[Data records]
:::::
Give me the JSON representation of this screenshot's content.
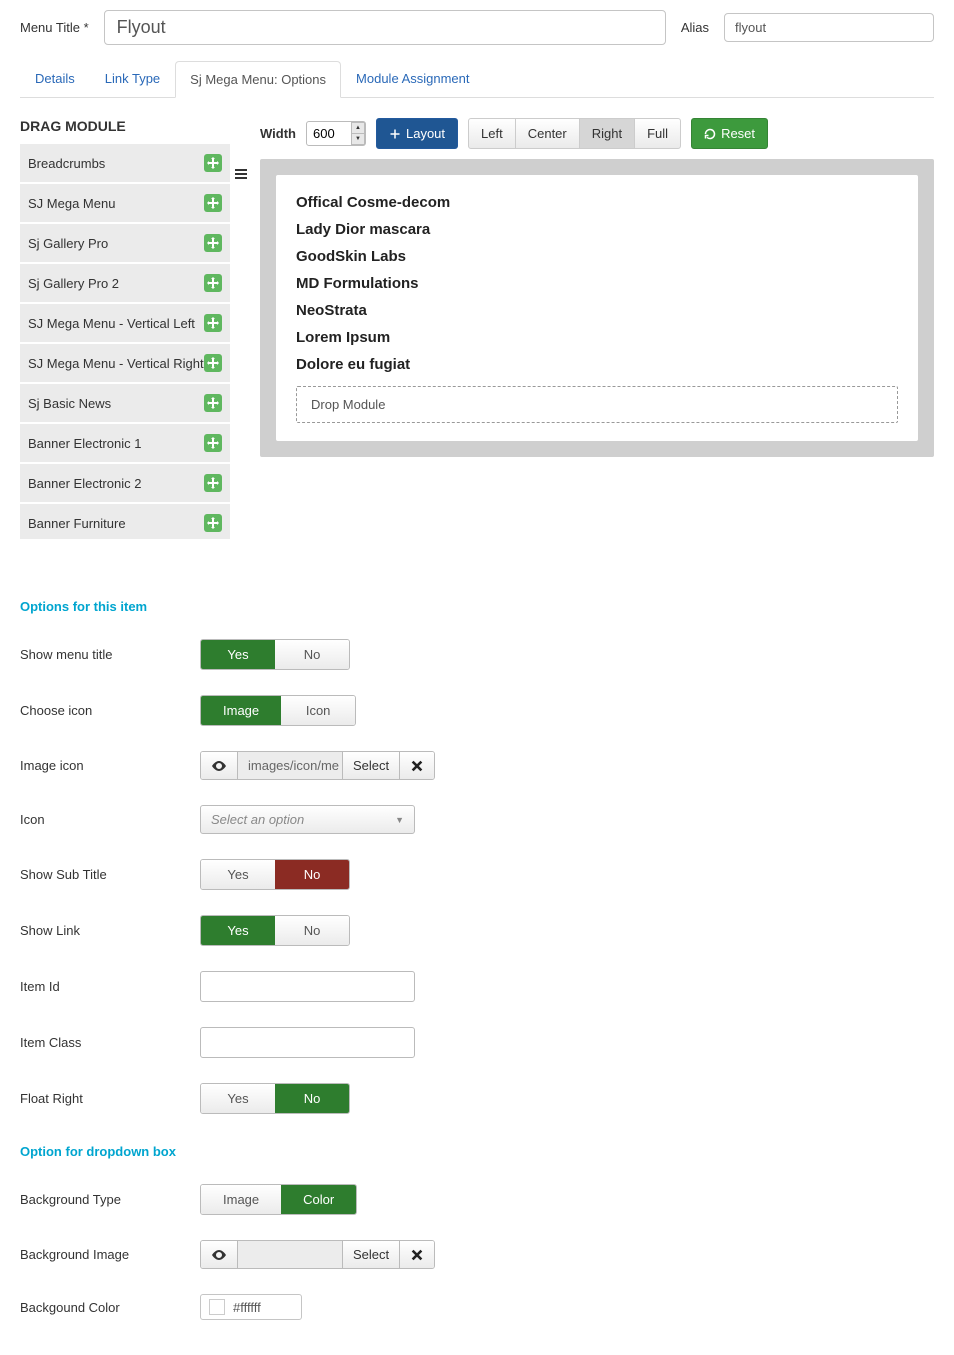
{
  "header": {
    "menu_title_label": "Menu Title *",
    "menu_title_value": "Flyout",
    "alias_label": "Alias",
    "alias_value": "flyout"
  },
  "tabs": {
    "details": "Details",
    "link_type": "Link Type",
    "options": "Sj Mega Menu: Options",
    "module_assignment": "Module Assignment"
  },
  "drag_module_label": "DRAG MODULE",
  "modules": [
    "Breadcrumbs",
    "SJ Mega Menu",
    "Sj Gallery Pro",
    "Sj Gallery Pro 2",
    "SJ Mega Menu - Vertical Left",
    "SJ Mega Menu - Vertical Right",
    "Sj Basic News",
    "Banner Electronic 1",
    "Banner Electronic 2",
    "Banner Furniture"
  ],
  "toolbar": {
    "width_label": "Width",
    "width_value": "600",
    "layout_btn": "Layout",
    "align": {
      "left": "Left",
      "center": "Center",
      "right": "Right",
      "full": "Full"
    },
    "reset_btn": "Reset"
  },
  "preview_lines": [
    "Offical Cosme-decom",
    "Lady Dior mascara",
    "GoodSkin Labs",
    "MD Formulations",
    "NeoStrata",
    "Lorem Ipsum",
    "Dolore eu fugiat"
  ],
  "drop_module": "Drop Module",
  "options_section": "Options for this item",
  "opts": {
    "show_menu_title": "Show menu title",
    "choose_icon": "Choose icon",
    "image_icon": "Image icon",
    "icon": "Icon",
    "show_sub_title": "Show Sub Title",
    "show_link": "Show Link",
    "item_id": "Item Id",
    "item_class": "Item Class",
    "float_right": "Float Right"
  },
  "dropdown_section": "Option for dropdown box",
  "dd": {
    "bg_type": "Background Type",
    "bg_image": "Background Image",
    "bg_color": "Backgound Color"
  },
  "toggle": {
    "yes": "Yes",
    "no": "No",
    "image": "Image",
    "icon": "Icon",
    "color": "Color"
  },
  "input_group": {
    "img_path": "images/icon/me",
    "select": "Select"
  },
  "select_placeholder": "Select an option",
  "color_value": "#ffffff"
}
:::::
• **EXERCISE GOAL**: Give back all entries exactly. No pictures belong in the copy.

• **REPLY TO THE TASK**:
Give me the JSON representation of this screenshot's content.
{
  "header": {
    "menu_title_label": "Menu Title *",
    "menu_title_value": "Flyout",
    "alias_label": "Alias",
    "alias_value": "flyout"
  },
  "tabs": {
    "details": "Details",
    "link_type": "Link Type",
    "options": "Sj Mega Menu: Options",
    "module_assignment": "Module Assignment"
  },
  "drag_module_label": "DRAG MODULE",
  "modules": [
    "Breadcrumbs",
    "SJ Mega Menu",
    "Sj Gallery Pro",
    "Sj Gallery Pro 2",
    "SJ Mega Menu - Vertical Left",
    "SJ Mega Menu - Vertical Right",
    "Sj Basic News",
    "Banner Electronic 1",
    "Banner Electronic 2",
    "Banner Furniture"
  ],
  "toolbar": {
    "width_label": "Width",
    "width_value": "600",
    "layout_btn": "Layout",
    "align": {
      "left": "Left",
      "center": "Center",
      "right": "Right",
      "full": "Full"
    },
    "reset_btn": "Reset"
  },
  "preview_lines": [
    "Offical Cosme-decom",
    "Lady Dior mascara",
    "GoodSkin Labs",
    "MD Formulations",
    "NeoStrata",
    "Lorem Ipsum",
    "Dolore eu fugiat"
  ],
  "drop_module": "Drop Module",
  "options_section": "Options for this item",
  "opts": {
    "show_menu_title": "Show menu title",
    "choose_icon": "Choose icon",
    "image_icon": "Image icon",
    "icon": "Icon",
    "show_sub_title": "Show Sub Title",
    "show_link": "Show Link",
    "item_id": "Item Id",
    "item_class": "Item Class",
    "float_right": "Float Right"
  },
  "dropdown_section": "Option for dropdown box",
  "dd": {
    "bg_type": "Background Type",
    "bg_image": "Background Image",
    "bg_color": "Backgound Color"
  },
  "toggle": {
    "yes": "Yes",
    "no": "No",
    "image": "Image",
    "icon": "Icon",
    "color": "Color"
  },
  "input_group": {
    "img_path": "images/icon/me",
    "select": "Select"
  },
  "select_placeholder": "Select an option",
  "color_value": "#ffffff"
}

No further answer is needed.